# What is expected:
Reproduce each line that includes the word "detached".

Figure contents as structured data:
★ ★ ★ ★ ★ ★ ★

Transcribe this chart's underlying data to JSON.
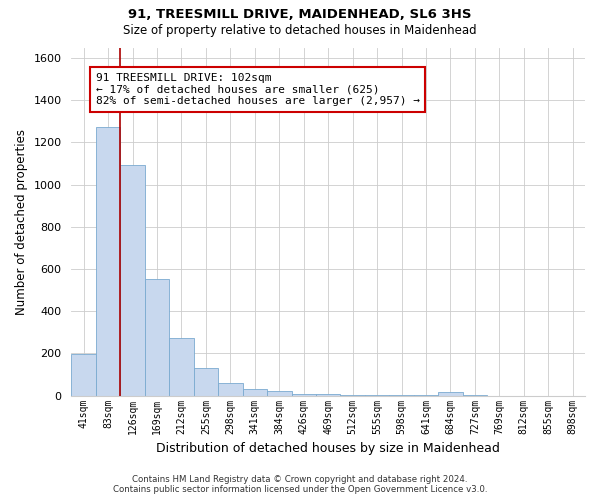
{
  "title1": "91, TREESMILL DRIVE, MAIDENHEAD, SL6 3HS",
  "title2": "Size of property relative to detached houses in Maidenhead",
  "xlabel": "Distribution of detached houses by size in Maidenhead",
  "ylabel": "Number of detached properties",
  "footer1": "Contains HM Land Registry data © Crown copyright and database right 2024.",
  "footer2": "Contains public sector information licensed under the Open Government Licence v3.0.",
  "bin_labels": [
    "41sqm",
    "83sqm",
    "126sqm",
    "169sqm",
    "212sqm",
    "255sqm",
    "298sqm",
    "341sqm",
    "384sqm",
    "426sqm",
    "469sqm",
    "512sqm",
    "555sqm",
    "598sqm",
    "641sqm",
    "684sqm",
    "727sqm",
    "769sqm",
    "812sqm",
    "855sqm",
    "898sqm"
  ],
  "bar_heights": [
    195,
    1275,
    1095,
    555,
    275,
    130,
    60,
    30,
    20,
    10,
    6,
    5,
    4,
    3,
    2,
    18,
    2,
    0,
    0,
    0,
    0
  ],
  "bar_color": "#c8d8ee",
  "bar_edge_color": "#7aaad0",
  "grid_color": "#cccccc",
  "background_color": "#ffffff",
  "plot_background_color": "#ffffff",
  "vline_color": "#aa0000",
  "vline_x_idx": 1.5,
  "annotation_text": "91 TREESMILL DRIVE: 102sqm\n← 17% of detached houses are smaller (625)\n82% of semi-detached houses are larger (2,957) →",
  "annotation_box_color": "#ffffff",
  "annotation_box_edge": "#cc0000",
  "ylim": [
    0,
    1650
  ],
  "yticks": [
    0,
    200,
    400,
    600,
    800,
    1000,
    1200,
    1400,
    1600
  ]
}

★ ★ ★ ★ ★ ★ ★

# Result for this exercise:
  "title2": "Size of property relative to detached houses in Maidenhead",
  "xlabel": "Distribution of detached houses by size in Maidenhead",
  "ylabel": "Number of detached properties",
  "annotation_text": "91 TREESMILL DRIVE: 102sqm\n← 17% of detached houses are smaller (625)\n82% of semi-detached houses are larger (2,957) →",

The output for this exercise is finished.